* What the exercise asks: Repeat every entry in the listing below, exactly.

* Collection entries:
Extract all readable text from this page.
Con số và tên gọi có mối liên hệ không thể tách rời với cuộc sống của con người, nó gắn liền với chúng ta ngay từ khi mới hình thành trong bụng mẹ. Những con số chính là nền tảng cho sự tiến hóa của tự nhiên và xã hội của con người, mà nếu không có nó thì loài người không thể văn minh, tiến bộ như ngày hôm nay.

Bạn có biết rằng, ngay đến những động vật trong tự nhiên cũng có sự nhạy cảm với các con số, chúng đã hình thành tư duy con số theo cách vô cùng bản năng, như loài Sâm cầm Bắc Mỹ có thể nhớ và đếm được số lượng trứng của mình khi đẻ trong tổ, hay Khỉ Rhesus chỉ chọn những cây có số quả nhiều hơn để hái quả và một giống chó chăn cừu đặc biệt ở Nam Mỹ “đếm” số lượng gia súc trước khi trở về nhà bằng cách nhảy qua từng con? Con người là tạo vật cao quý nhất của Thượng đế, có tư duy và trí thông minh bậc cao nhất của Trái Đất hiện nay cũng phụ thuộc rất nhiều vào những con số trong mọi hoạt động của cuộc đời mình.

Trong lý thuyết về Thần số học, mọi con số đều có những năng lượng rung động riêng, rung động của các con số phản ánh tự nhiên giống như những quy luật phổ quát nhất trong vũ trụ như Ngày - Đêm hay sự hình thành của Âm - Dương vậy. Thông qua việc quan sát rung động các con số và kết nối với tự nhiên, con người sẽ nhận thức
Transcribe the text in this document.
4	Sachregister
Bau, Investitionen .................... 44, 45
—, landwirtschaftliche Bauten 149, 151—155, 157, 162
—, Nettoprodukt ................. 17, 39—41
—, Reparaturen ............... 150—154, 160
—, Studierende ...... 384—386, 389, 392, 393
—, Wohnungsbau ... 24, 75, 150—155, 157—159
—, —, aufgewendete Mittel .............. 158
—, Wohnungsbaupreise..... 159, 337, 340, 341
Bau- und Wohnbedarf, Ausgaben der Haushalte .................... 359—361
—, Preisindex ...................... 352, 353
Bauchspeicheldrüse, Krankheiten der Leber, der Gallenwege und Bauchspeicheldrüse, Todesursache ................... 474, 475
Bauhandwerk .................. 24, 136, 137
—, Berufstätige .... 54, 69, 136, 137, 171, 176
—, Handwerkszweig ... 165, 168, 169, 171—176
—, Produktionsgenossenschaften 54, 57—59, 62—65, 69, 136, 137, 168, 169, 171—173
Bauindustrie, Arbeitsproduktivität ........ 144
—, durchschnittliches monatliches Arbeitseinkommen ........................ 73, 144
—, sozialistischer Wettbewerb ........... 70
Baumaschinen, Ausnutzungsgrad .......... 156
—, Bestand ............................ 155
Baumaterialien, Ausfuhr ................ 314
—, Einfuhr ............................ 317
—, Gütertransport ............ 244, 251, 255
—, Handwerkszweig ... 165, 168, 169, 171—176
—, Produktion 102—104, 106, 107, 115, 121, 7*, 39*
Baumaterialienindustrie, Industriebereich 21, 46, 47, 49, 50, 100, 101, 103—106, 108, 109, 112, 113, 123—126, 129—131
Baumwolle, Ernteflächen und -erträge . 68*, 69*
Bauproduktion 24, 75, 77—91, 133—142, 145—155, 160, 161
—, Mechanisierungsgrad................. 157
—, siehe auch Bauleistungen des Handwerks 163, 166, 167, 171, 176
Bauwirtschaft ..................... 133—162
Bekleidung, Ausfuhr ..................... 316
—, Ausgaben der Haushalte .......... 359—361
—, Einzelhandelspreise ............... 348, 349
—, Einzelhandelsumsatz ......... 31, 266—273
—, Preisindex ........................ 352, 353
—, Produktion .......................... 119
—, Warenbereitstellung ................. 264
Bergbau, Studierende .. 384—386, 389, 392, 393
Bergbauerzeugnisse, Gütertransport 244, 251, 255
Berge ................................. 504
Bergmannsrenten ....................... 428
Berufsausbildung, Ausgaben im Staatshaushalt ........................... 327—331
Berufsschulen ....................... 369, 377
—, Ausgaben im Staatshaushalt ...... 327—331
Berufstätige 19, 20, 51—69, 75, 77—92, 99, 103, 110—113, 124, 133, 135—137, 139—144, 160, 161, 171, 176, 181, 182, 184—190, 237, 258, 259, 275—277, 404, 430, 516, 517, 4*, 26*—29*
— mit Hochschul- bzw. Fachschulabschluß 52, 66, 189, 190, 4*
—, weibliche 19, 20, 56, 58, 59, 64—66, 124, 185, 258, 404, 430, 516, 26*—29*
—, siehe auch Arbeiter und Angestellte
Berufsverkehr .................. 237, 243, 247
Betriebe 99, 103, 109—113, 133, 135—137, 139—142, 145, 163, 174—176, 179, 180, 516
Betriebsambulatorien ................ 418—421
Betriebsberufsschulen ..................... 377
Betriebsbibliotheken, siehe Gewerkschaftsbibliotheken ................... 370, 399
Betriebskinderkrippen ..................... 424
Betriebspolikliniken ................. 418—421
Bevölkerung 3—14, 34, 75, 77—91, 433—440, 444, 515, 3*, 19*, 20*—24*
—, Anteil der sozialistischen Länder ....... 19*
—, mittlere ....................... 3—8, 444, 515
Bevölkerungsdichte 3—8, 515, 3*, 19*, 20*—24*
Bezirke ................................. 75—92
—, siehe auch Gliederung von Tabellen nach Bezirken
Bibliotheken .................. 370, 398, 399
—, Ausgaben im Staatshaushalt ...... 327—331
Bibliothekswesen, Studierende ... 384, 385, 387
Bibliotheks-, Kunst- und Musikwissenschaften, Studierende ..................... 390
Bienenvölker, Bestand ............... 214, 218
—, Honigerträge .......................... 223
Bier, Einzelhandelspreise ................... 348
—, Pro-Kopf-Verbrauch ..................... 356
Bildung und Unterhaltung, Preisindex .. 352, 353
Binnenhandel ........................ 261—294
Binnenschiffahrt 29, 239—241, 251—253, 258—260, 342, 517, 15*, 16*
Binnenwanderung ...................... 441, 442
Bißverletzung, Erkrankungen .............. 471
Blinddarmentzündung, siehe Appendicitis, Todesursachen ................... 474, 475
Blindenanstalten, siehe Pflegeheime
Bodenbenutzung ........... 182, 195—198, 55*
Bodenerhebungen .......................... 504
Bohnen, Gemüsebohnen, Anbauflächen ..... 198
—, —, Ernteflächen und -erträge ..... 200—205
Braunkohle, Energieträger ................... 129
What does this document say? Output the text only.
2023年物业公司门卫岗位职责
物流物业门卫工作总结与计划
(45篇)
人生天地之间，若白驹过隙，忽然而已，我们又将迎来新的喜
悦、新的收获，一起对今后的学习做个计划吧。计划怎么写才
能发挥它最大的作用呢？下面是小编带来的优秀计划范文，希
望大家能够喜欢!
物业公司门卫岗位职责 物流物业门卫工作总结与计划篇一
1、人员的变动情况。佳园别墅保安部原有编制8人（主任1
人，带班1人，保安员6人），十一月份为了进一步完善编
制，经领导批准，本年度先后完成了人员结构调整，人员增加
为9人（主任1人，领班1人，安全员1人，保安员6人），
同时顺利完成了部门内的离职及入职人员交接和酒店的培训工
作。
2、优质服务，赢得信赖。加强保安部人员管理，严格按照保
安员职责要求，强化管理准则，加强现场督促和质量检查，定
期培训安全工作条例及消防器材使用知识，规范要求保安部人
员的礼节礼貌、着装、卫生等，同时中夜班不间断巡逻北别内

* Complete output:
Extract all readable text from this page.
Con số và tên gọi có mối liên hệ không thể tách rời với cuộc sống của con người, nó gắn liền với chúng ta ngay từ khi mới hình thành trong bụng mẹ. Những con số chính là nền tảng cho sự tiến hóa của tự nhiên và xã hội của con người, mà nếu không có nó thì loài người không thể văn minh, tiến bộ như ngày hôm nay.

Bạn có biết rằng, ngay đến những động vật trong tự nhiên cũng có sự nhạy cảm với các con số, chúng đã hình thành tư duy con số theo cách vô cùng bản năng, như loài Sâm cầm Bắc Mỹ có thể nhớ và đếm được số lượng trứng của mình khi đẻ trong tổ, hay Khỉ Rhesus chỉ chọn những cây có số quả nhiều hơn để hái quả và một giống chó chăn cừu đặc biệt ở Nam Mỹ “đếm” số lượng gia súc trước khi trở về nhà bằng cách nhảy qua từng con? Con người là tạo vật cao quý nhất của Thượng đế, có tư duy và trí thông minh bậc cao nhất của Trái Đất hiện nay cũng phụ thuộc rất nhiều vào những con số trong mọi hoạt động của cuộc đời mình.

Trong lý thuyết về Thần số học, mọi con số đều có những năng lượng rung động riêng, rung động của các con số phản ánh tự nhiên giống như những quy luật phổ quát nhất trong vũ trụ như Ngày - Đêm hay sự hình thành của Âm - Dương vậy. Thông qua việc quan sát rung động các con số và kết nối với tự nhiên, con người sẽ nhận thức
Transcribe the text in this document.
4	Sachregister
Bau, Investitionen .................... 44, 45
—, landwirtschaftliche Bauten 149, 151—155, 157, 162
—, Nettoprodukt ................. 17, 39—41
—, Reparaturen ............... 150—154, 160
—, Studierende ...... 384—386, 389, 392, 393
—, Wohnungsbau ... 24, 75, 150—155, 157—159
—, —, aufgewendete Mittel .............. 158
—, Wohnungsbaupreise..... 159, 337, 340, 341
Bau- und Wohnbedarf, Ausgaben der Haushalte .................... 359—361
—, Preisindex ...................... 352, 353
Bauchspeicheldrüse, Krankheiten der Leber, der Gallenwege und Bauchspeicheldrüse, Todesursache ................... 474, 475
Bauhandwerk .................. 24, 136, 137
—, Berufstätige .... 54, 69, 136, 137, 171, 176
—, Handwerkszweig ... 165, 168, 169, 171—176
—, Produktionsgenossenschaften 54, 57—59, 62—65, 69, 136, 137, 168, 169, 171—173
Bauindustrie, Arbeitsproduktivität ........ 144
—, durchschnittliches monatliches Arbeitseinkommen ........................ 73, 144
—, sozialistischer Wettbewerb ........... 70
Baumaschinen, Ausnutzungsgrad .......... 156
—, Bestand ............................ 155
Baumaterialien, Ausfuhr ................ 314
—, Einfuhr ............................ 317
—, Gütertransport ............ 244, 251, 255
—, Handwerkszweig ... 165, 168, 169, 171—176
—, Produktion 102—104, 106, 107, 115, 121, 7*, 39*
Baumaterialienindustrie, Industriebereich 21, 46, 47, 49, 50, 100, 101, 103—106, 108, 109, 112, 113, 123—126, 129—131
Baumwolle, Ernteflächen und -erträge . 68*, 69*
Bauproduktion 24, 75, 77—91, 133—142, 145—155, 160, 161
—, Mechanisierungsgrad................. 157
—, siehe auch Bauleistungen des Handwerks 163, 166, 167, 171, 176
Bauwirtschaft ..................... 133—162
Bekleidung, Ausfuhr ..................... 316
—, Ausgaben der Haushalte .......... 359—361
—, Einzelhandelspreise ............... 348, 349
—, Einzelhandelsumsatz ......... 31, 266—273
—, Preisindex ........................ 352, 353
—, Produktion .......................... 119
—, Warenbereitstellung ................. 264
Bergbau, Studierende .. 384—386, 389, 392, 393
Bergbauerzeugnisse, Gütertransport 244, 251, 255
Berge ................................. 504
Bergmannsrenten ....................... 428
Berufsausbildung, Ausgaben im Staatshaushalt ........................... 327—331
Berufsschulen ....................... 369, 377
—, Ausgaben im Staatshaushalt ...... 327—331
Berufstätige 19, 20, 51—69, 75, 77—92, 99, 103, 110—113, 124, 133, 135—137, 139—144, 160, 161, 171, 176, 181, 182, 184—190, 237, 258, 259, 275—277, 404, 430, 516, 517, 4*, 26*—29*
— mit Hochschul- bzw. Fachschulabschluß 52, 66, 189, 190, 4*
—, weibliche 19, 20, 56, 58, 59, 64—66, 124, 185, 258, 404, 430, 516, 26*—29*
—, siehe auch Arbeiter und Angestellte
Berufsverkehr .................. 237, 243, 247
Betriebe 99, 103, 109—113, 133, 135—137, 139—142, 145, 163, 174—176, 179, 180, 516
Betriebsambulatorien ................ 418—421
Betriebsberufsschulen ..................... 377
Betriebsbibliotheken, siehe Gewerkschaftsbibliotheken ................... 370, 399
Betriebskinderkrippen ..................... 424
Betriebspolikliniken ................. 418—421
Bevölkerung 3—14, 34, 75, 77—91, 433—440, 444, 515, 3*, 19*, 20*—24*
—, Anteil der sozialistischen Länder ....... 19*
—, mittlere ....................... 3—8, 444, 515
Bevölkerungsdichte 3—8, 515, 3*, 19*, 20*—24*
Bezirke ................................. 75—92
—, siehe auch Gliederung von Tabellen nach Bezirken
Bibliotheken .................. 370, 398, 399
—, Ausgaben im Staatshaushalt ...... 327—331
Bibliothekswesen, Studierende ... 384, 385, 387
Bibliotheks-, Kunst- und Musikwissenschaften, Studierende ..................... 390
Bienenvölker, Bestand ............... 214, 218
—, Honigerträge .......................... 223
Bier, Einzelhandelspreise ................... 348
—, Pro-Kopf-Verbrauch ..................... 356
Bildung und Unterhaltung, Preisindex .. 352, 353
Binnenhandel ........................ 261—294
Binnenschiffahrt 29, 239—241, 251—253, 258—260, 342, 517, 15*, 16*
Binnenwanderung ...................... 441, 442
Bißverletzung, Erkrankungen .............. 471
Blinddarmentzündung, siehe Appendicitis, Todesursachen ................... 474, 475
Blindenanstalten, siehe Pflegeheime
Bodenbenutzung ........... 182, 195—198, 55*
Bodenerhebungen .......................... 504
Bohnen, Gemüsebohnen, Anbauflächen ..... 198
—, —, Ernteflächen und -erträge ..... 200—205
Braunkohle, Energieträger ................... 129
What does this document say? Output the text only.
2023年物业公司门卫岗位职责
物流物业门卫工作总结与计划
(45篇)
人生天地之间，若白驹过隙，忽然而已，我们又将迎来新的喜
悦、新的收获，一起对今后的学习做个计划吧。计划怎么写才
能发挥它最大的作用呢？下面是小编带来的优秀计划范文，希
望大家能够喜欢!
物业公司门卫岗位职责 物流物业门卫工作总结与计划篇一
1、人员的变动情况。佳园别墅保安部原有编制8人（主任1
人，带班1人，保安员6人），十一月份为了进一步完善编
制，经领导批准，本年度先后完成了人员结构调整，人员增加
为9人（主任1人，领班1人，安全员1人，保安员6人），
同时顺利完成了部门内的离职及入职人员交接和酒店的培训工
作。
2、优质服务，赢得信赖。加强保安部人员管理，严格按照保
安员职责要求，强化管理准则，加强现场督促和质量检查，定
期培训安全工作条例及消防器材使用知识，规范要求保安部人
员的礼节礼貌、着装、卫生等，同时中夜班不间断巡逻北别内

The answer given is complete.